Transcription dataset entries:
──────
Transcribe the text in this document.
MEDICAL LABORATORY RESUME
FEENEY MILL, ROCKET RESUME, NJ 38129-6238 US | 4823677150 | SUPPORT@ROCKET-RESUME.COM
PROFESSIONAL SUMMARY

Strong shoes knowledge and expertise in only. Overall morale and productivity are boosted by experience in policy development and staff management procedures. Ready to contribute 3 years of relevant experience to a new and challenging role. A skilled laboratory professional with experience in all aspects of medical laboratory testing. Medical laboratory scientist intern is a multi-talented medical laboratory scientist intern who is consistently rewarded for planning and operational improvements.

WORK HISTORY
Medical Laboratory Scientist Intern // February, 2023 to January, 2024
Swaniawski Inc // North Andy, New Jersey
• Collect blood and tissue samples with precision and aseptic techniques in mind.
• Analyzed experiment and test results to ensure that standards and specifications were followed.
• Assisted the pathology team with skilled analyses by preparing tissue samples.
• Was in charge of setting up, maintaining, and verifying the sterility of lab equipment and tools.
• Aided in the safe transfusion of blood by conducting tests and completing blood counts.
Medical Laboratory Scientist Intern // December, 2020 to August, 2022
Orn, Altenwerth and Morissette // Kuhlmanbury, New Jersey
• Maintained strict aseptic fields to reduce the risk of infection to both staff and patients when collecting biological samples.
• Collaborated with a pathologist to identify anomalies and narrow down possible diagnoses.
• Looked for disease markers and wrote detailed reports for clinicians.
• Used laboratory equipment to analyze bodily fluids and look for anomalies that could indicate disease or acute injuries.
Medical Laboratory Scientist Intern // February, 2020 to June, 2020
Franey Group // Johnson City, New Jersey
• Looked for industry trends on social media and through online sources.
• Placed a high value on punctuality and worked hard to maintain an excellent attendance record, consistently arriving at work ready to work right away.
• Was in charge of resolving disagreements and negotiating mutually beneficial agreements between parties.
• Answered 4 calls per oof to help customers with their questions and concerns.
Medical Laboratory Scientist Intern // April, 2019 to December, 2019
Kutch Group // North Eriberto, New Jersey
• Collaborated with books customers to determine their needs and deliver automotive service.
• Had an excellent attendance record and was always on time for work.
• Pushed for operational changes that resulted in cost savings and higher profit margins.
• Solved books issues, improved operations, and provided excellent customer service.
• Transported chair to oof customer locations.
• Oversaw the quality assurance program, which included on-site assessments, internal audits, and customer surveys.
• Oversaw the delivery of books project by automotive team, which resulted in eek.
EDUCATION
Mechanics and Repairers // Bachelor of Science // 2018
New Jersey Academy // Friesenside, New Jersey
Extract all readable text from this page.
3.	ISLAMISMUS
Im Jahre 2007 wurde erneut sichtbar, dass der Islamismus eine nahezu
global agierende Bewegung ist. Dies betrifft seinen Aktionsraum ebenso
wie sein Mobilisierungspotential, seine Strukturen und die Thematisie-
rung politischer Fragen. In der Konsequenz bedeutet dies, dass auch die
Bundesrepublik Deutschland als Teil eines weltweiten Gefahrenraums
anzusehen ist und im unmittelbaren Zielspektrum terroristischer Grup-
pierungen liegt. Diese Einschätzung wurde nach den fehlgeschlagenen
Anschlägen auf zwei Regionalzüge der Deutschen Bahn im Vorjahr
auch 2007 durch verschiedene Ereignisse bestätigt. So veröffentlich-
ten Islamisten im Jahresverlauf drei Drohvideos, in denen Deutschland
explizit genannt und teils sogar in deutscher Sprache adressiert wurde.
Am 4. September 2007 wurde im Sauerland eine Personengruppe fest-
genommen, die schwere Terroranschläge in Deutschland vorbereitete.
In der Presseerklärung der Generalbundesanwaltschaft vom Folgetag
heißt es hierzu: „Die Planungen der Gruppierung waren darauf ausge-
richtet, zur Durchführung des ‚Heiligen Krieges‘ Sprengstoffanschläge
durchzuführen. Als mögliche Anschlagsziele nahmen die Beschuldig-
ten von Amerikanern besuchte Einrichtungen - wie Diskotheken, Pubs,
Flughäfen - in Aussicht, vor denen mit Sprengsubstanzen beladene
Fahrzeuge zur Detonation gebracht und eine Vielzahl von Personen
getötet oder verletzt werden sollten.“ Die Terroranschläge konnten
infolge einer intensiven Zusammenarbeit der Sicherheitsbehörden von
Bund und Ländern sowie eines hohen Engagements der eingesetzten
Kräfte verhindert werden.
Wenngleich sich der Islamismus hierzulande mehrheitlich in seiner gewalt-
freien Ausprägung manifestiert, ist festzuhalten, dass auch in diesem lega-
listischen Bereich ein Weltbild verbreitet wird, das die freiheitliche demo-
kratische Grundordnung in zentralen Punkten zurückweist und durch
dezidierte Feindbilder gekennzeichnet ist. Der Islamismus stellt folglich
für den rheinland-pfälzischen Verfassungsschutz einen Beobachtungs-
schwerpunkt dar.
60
──────
- _Exercise directions_: Pull every line holding "blood" out of the records.

- _Task output_:
• Collect blood and tissue samples with precision and aseptic techniques in mind.
• Aided in the safe transfusion of blood by conducting tests and completing blood counts.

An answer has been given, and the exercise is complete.